_What needs to be done_. From the line with "OCR this image." through the final line, please write out the listing exactly, including both of those lines.

_Provided data_.
=-=-=-=-=

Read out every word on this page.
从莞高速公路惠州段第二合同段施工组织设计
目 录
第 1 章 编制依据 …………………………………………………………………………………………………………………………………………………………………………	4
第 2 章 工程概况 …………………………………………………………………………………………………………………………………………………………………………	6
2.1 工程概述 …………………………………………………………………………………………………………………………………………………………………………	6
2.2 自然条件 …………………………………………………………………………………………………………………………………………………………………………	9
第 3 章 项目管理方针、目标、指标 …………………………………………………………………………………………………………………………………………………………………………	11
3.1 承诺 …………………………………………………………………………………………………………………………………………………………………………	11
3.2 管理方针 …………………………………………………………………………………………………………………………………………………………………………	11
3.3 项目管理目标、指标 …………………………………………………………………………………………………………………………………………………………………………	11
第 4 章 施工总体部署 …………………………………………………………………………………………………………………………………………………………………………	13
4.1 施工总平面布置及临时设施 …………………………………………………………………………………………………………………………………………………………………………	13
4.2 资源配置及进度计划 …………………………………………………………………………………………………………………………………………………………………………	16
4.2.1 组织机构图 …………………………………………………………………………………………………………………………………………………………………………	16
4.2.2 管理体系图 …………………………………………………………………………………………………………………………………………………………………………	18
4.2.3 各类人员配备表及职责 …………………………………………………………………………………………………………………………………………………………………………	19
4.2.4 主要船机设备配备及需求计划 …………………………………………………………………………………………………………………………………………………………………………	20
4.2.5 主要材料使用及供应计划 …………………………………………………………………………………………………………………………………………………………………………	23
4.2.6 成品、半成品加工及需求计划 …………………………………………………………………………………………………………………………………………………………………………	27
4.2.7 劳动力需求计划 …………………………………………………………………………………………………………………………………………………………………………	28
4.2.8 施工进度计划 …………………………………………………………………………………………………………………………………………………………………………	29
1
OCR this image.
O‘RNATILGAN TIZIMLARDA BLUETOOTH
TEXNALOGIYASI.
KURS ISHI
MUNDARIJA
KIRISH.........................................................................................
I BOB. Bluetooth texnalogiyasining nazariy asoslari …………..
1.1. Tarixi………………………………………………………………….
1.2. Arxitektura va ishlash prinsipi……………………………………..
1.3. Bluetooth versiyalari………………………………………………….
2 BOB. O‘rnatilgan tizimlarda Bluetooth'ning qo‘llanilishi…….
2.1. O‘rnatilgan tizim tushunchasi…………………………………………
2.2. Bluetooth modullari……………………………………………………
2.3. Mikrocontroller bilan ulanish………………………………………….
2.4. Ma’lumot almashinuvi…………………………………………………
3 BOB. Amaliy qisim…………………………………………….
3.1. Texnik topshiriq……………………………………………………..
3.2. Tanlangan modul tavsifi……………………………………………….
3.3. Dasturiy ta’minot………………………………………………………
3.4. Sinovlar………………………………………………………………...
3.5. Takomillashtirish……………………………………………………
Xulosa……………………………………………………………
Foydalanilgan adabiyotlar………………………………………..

=-=-=-=-=

_Correct response_.
OCR this image.
O‘RNATILGAN TIZIMLARDA BLUETOOTH
TEXNALOGIYASI.
KURS ISHI
MUNDARIJA
KIRISH.........................................................................................
I BOB. Bluetooth texnalogiyasining nazariy asoslari …………..
1.1. Tarixi………………………………………………………………….
1.2. Arxitektura va ishlash prinsipi……………………………………..
1.3. Bluetooth versiyalari………………………………………………….
2 BOB. O‘rnatilgan tizimlarda Bluetooth'ning qo‘llanilishi…….
2.1. O‘rnatilgan tizim tushunchasi…………………………………………
2.2. Bluetooth modullari……………………………………………………
2.3. Mikrocontroller bilan ulanish………………………………………….
2.4. Ma’lumot almashinuvi…………………………………………………
3 BOB. Amaliy qisim…………………………………………….
3.1. Texnik topshiriq……………………………………………………..
3.2. Tanlangan modul tavsifi……………………………………………….
3.3. Dasturiy ta’minot………………………………………………………
3.4. Sinovlar………………………………………………………………...
3.5. Takomillashtirish……………………………………………………
Xulosa……………………………………………………………
Foydalanilgan adabiyotlar………………………………………..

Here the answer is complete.